» Exercise instructions:
Make a verbatim copy of the entries below; pictures stay out.

Collected data entries:
* * * * *

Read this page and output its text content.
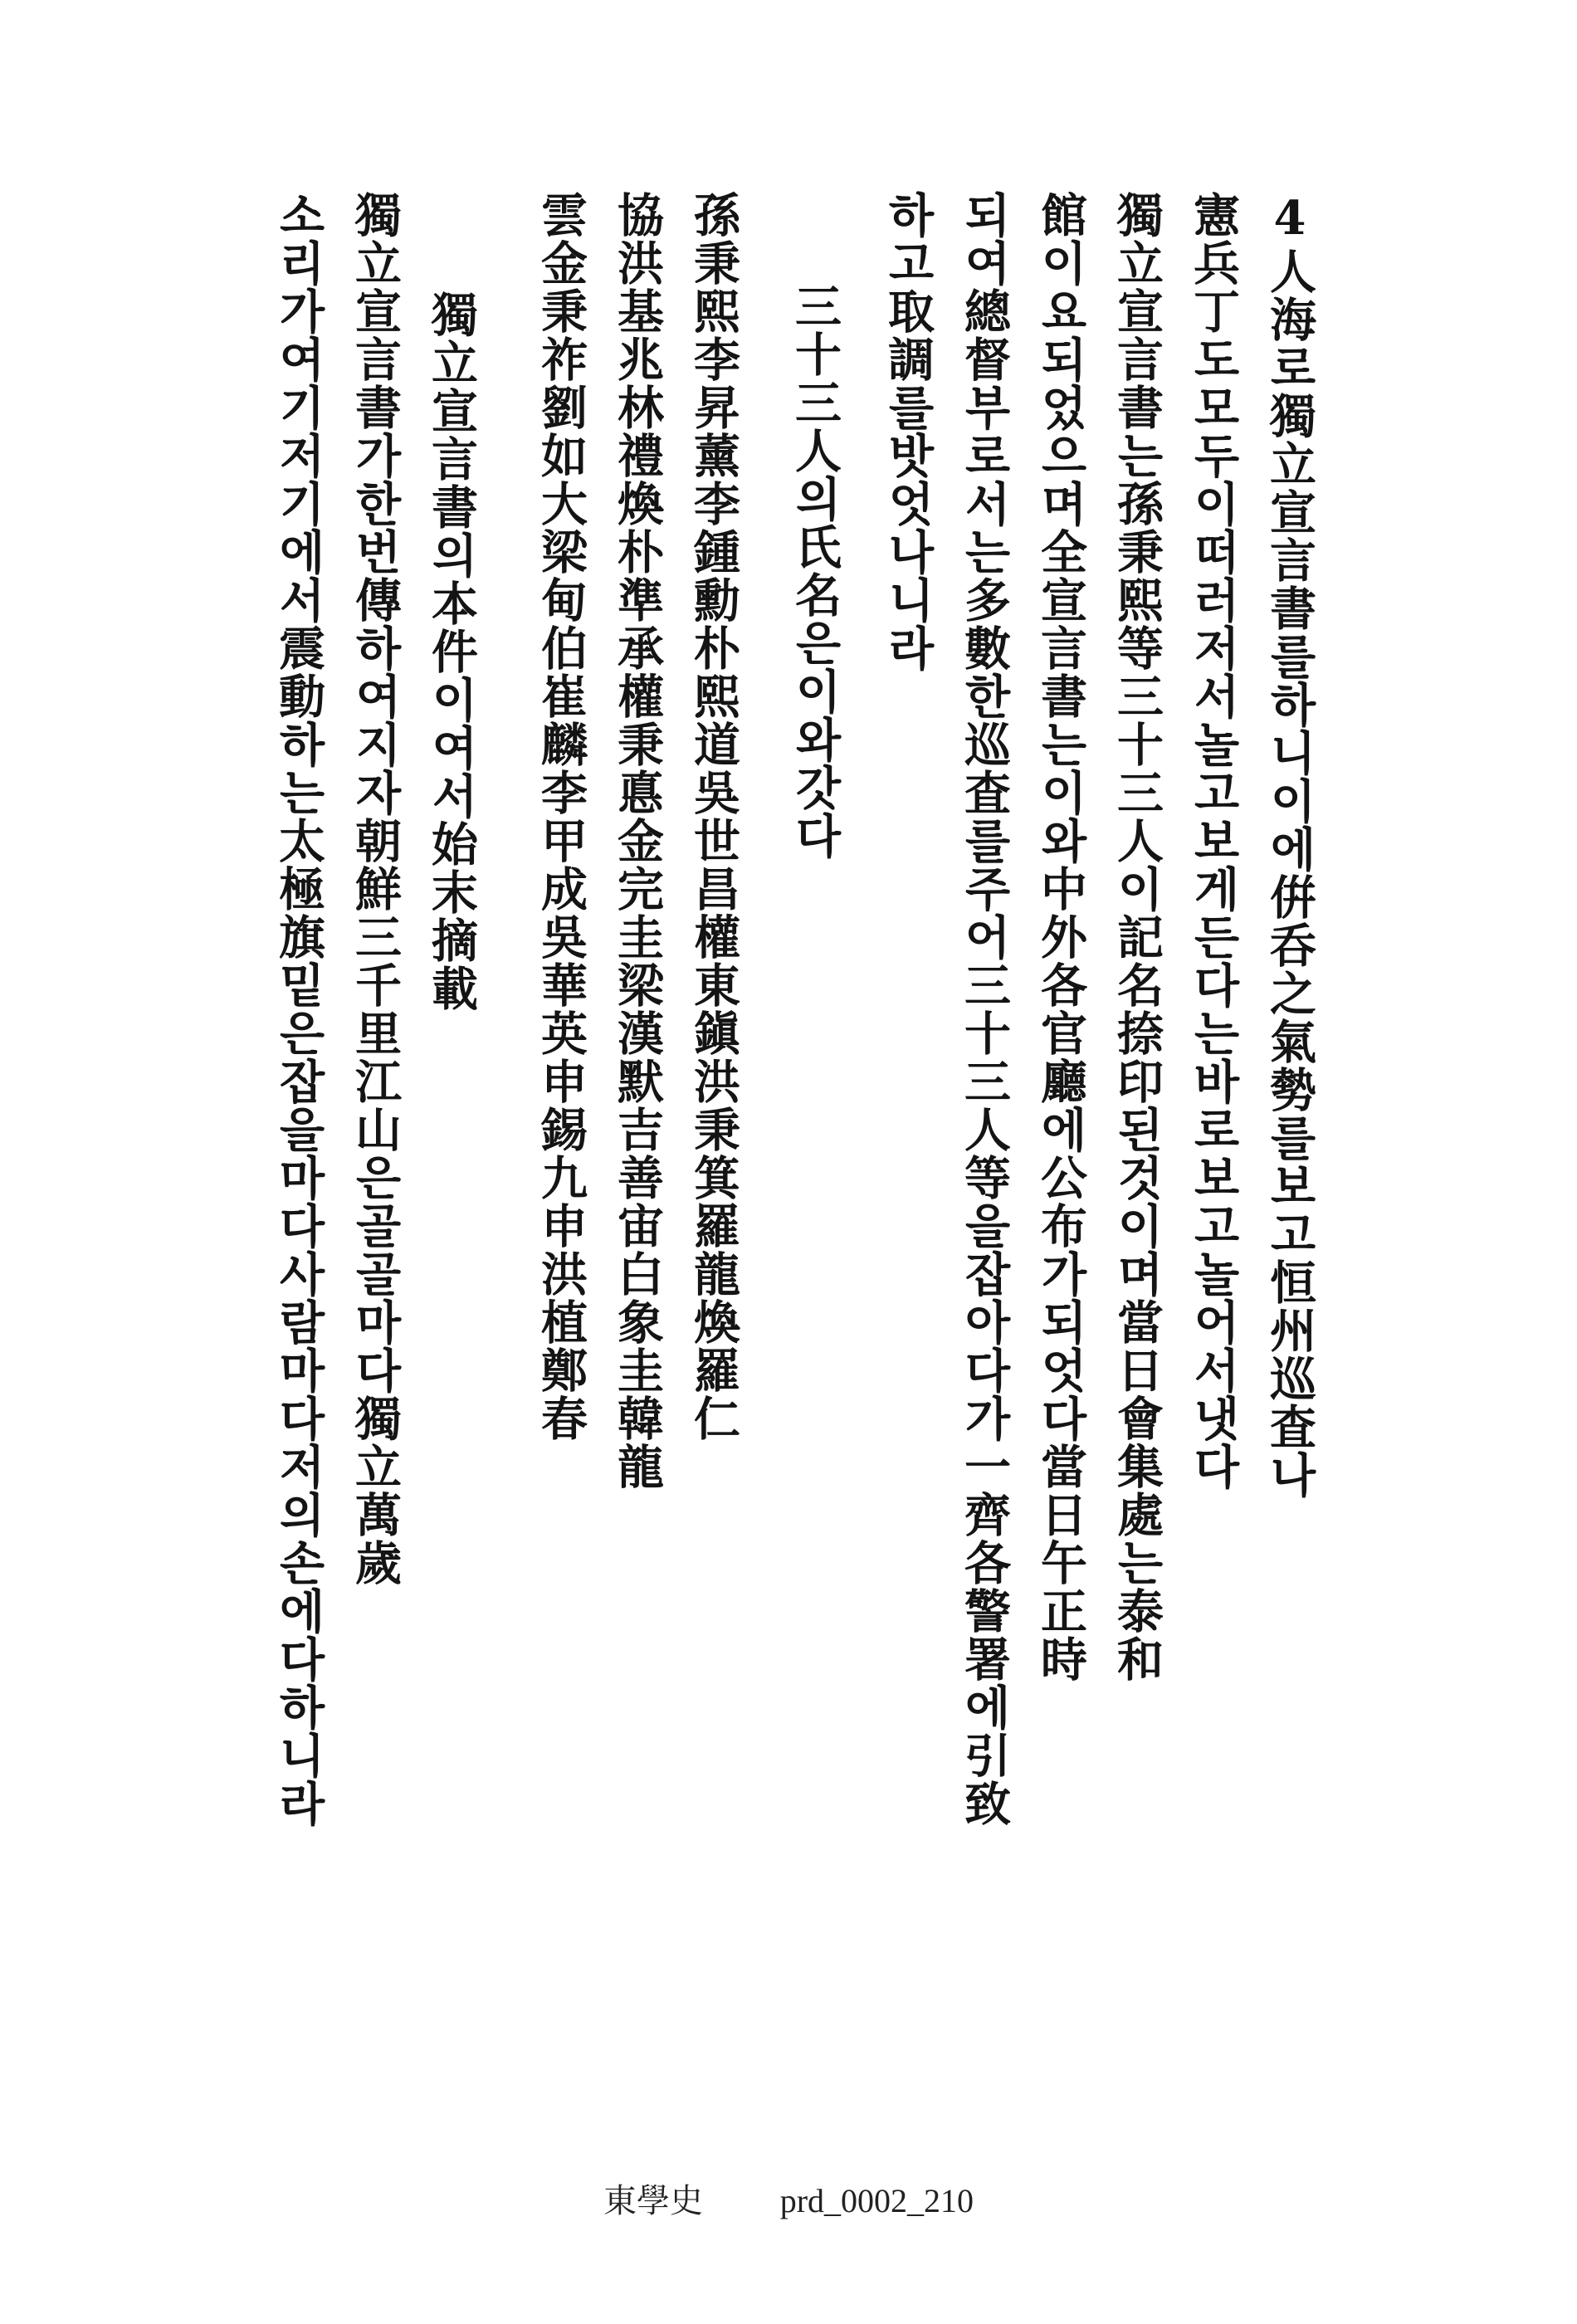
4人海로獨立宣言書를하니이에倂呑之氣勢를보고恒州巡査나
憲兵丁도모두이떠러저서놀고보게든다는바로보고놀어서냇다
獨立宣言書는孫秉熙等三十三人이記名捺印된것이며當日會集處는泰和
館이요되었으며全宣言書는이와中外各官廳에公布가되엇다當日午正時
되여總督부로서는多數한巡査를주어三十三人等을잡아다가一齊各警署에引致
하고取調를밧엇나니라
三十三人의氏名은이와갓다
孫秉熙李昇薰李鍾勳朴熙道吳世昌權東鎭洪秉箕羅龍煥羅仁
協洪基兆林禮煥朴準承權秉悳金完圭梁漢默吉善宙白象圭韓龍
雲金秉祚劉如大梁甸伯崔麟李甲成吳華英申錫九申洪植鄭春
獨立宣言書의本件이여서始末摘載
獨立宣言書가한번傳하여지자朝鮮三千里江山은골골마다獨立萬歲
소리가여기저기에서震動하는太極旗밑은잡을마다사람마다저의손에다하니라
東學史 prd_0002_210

* * * * *

» Response to this exercise:
Read this page and output its text content.
4人海로獨立宣言書를하니이에倂呑之氣勢를보고恒州巡査나
憲兵丁도모두이떠러저서놀고보게든다는바로보고놀어서냇다
獨立宣言書는孫秉熙等三十三人이記名捺印된것이며當日會集處는泰和
館이요되었으며全宣言書는이와中外各官廳에公布가되엇다當日午正時
되여總督부로서는多數한巡査를주어三十三人等을잡아다가一齊各警署에引致
하고取調를밧엇나니라
三十三人의氏名은이와갓다
孫秉熙李昇薰李鍾勳朴熙道吳世昌權東鎭洪秉箕羅龍煥羅仁
協洪基兆林禮煥朴準承權秉悳金完圭梁漢默吉善宙白象圭韓龍
雲金秉祚劉如大梁甸伯崔麟李甲成吳華英申錫九申洪植鄭春
獨立宣言書의本件이여서始末摘載
獨立宣言書가한번傳하여지자朝鮮三千里江山은골골마다獨立萬歲
소리가여기저기에서震動하는太極旗밑은잡을마다사람마다저의손에다하니라
東學史 prd_0002_210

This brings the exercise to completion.